[begin SUPPLIED TEXT]

Raymond P. Martinez, Administrator of the Federal Motor Carrier Safety Administration (FMCSA), and Matthew W. Daus, Esq., Partner and Chairman, Windels Marx Transportation Practice Group

A Regulatory Primer for Limousine & For-Hire Operators Integrating Vans, Shuttles and Buses into their Fleets

In recent years, limousine operators have been introducing vans, buses and shuttles of various sizes to their fleets, responding not only to consumer demand, but to pursue new business opportunities and accrue tangible business assets to increase company valuations. In some instances, this diversification will help smaller limousine operators who do not rely solely on larger affiliate referrals to address local retail business being lost to Uber and Lyft. These companies are finding new revenue streams shuttling passengers around corporate and college campuses, taking commuters from their homes to a transit hub or office location, and providing group tours or chartered trips (i.e., for local city tours or extended multi-day tours). For companies looking to diversify beyond the taxi and for-hire vehicle business, tax incentives and grants offered by federal, state, and local governments add to the appeal of entering the motor coach industry.

Smaller than a bus or coach, but larger than an SUV, these vehicles carry higher seating capacities that may bring their operation under the jurisdiction of federal regulators. The Federal Motor Carrier Safety Regulations (FMCSRs) require companies that operate vehicles for-hire with a designed seating capacity of more than eight (including the driver), among other commercial motor vehicles (CMVs), to register with the Federal Motor Carrier Safety Administration (FMCSA) and undergo a safety inspection if they operate interstate. Many states, including New York, New Jersey and Connecticut, require all commercial motor vehicle carriers to register with FMCSA and obtain a USDOT number, even if the carrier does not cross state lines.

The FMCSA, which is a sub-division of the U.S. Department of Transportation (U.S. DOT), tracks and regularly audits CMV operations to ensure they comply with the FMCSRs. These regulations include driver qualification, vehicle inspection and maintenance requirements, and driver hours of service (HOS). Failing to comply with these regulations can lead to FMCSA enforcement actions ranging from written warning letters to comprehensive Compliance Reviews (also known as “DOT Audits”), which may result in fines or the carrier being taken out of service.

The limousine industry is fortunate to have the FMCSA’s new administrator, my good friend and former colleague, Raymond P. Martinez. Administrator Martinez for many years worked closely with me when he was the Commissioner of the NYS Department of Motor Vehicles, where he helped the NYC Taxi and Limousine Commission streamline licensing, inspections and other matters that allowed both agencies to synergize better. Before being appointed by the President and confirmed by Congress, Administrator Martinez served for many years as the New Jersey Motor Vehicle Commission’s Chairman and Chief Administrator. In that capacity, he was responsible for the licensing and regulation of the limousine industry. So, the limousine industry can rest assured that Administrator Martinez is well-versed in regulation and understands how the industry works, as well as being a dedicated public servant who has a reputation for engaging in extensive outreach and being tough, but fair.

[end SUPPLIED TEXT]

**OBJECTIVE A:**
Answer these from the regulatory primer:
(i) What designed seating capacity, counting the driver, brings a for-hire vehicle under the FMCSRs' registration requirement?
(ii) Which three states does the primer name as requiring all commercial motor vehicle carriers to obtain a USDOT number?
(iii) What post did Raymond P. Martinez hold at the New Jersey Motor Vehicle Commission?

[begin EXTRACTED ENTRIES]

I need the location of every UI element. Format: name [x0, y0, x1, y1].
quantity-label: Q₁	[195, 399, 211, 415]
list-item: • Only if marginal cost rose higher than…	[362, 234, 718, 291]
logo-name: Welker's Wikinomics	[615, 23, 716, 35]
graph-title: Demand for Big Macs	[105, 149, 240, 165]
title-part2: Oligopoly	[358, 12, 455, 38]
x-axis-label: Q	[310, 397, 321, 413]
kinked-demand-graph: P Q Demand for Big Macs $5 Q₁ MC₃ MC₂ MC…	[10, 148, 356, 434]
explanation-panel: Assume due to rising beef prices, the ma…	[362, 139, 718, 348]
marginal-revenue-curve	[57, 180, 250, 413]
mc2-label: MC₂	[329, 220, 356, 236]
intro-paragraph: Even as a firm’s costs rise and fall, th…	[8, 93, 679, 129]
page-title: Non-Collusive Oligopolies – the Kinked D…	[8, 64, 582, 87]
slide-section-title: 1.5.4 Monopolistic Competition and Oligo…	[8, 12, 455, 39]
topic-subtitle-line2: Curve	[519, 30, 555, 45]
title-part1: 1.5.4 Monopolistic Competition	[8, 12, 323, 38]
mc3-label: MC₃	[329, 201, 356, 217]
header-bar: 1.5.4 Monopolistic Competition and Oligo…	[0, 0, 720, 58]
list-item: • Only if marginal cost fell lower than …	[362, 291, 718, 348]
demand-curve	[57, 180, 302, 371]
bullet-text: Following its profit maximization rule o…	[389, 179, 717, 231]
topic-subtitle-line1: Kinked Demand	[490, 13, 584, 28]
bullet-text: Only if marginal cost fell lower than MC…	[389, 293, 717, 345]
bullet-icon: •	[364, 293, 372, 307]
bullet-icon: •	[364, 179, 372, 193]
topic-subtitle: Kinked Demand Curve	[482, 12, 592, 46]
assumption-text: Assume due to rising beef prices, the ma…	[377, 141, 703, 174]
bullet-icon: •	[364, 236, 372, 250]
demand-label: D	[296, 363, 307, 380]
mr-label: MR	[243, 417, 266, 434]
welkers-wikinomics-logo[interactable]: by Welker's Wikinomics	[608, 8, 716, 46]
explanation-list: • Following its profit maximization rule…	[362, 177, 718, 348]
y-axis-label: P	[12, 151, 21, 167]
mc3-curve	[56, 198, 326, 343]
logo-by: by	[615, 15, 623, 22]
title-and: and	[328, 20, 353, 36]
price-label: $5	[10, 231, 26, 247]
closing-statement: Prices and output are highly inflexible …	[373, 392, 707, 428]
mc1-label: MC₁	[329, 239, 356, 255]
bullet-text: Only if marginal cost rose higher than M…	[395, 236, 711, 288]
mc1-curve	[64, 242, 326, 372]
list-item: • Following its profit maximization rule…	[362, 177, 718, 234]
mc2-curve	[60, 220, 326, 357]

[end EXTRACTED ENTRIES]

**OBJECTIVE B:** Return, exactly as they appear, the lines of the records starting with the first line of the records and going on through the line with "12, 455, 38]", including both.

**CORRECT RESULT A:**
(i) More than eight, including the driver.
(ii) New York, New Jersey and Connecticut.
(iii) Chairman and Chief Administrator.

**CORRECT RESULT B:**
I need the location of every UI element. Format: name [x0, y0, x1, y1].
quantity-label: Q₁	[195, 399, 211, 415]
list-item: • Only if marginal cost rose higher than…	[362, 234, 718, 291]
logo-name: Welker's Wikinomics	[615, 23, 716, 35]
graph-title: Demand for Big Macs	[105, 149, 240, 165]
title-part2: Oligopoly	[358, 12, 455, 38]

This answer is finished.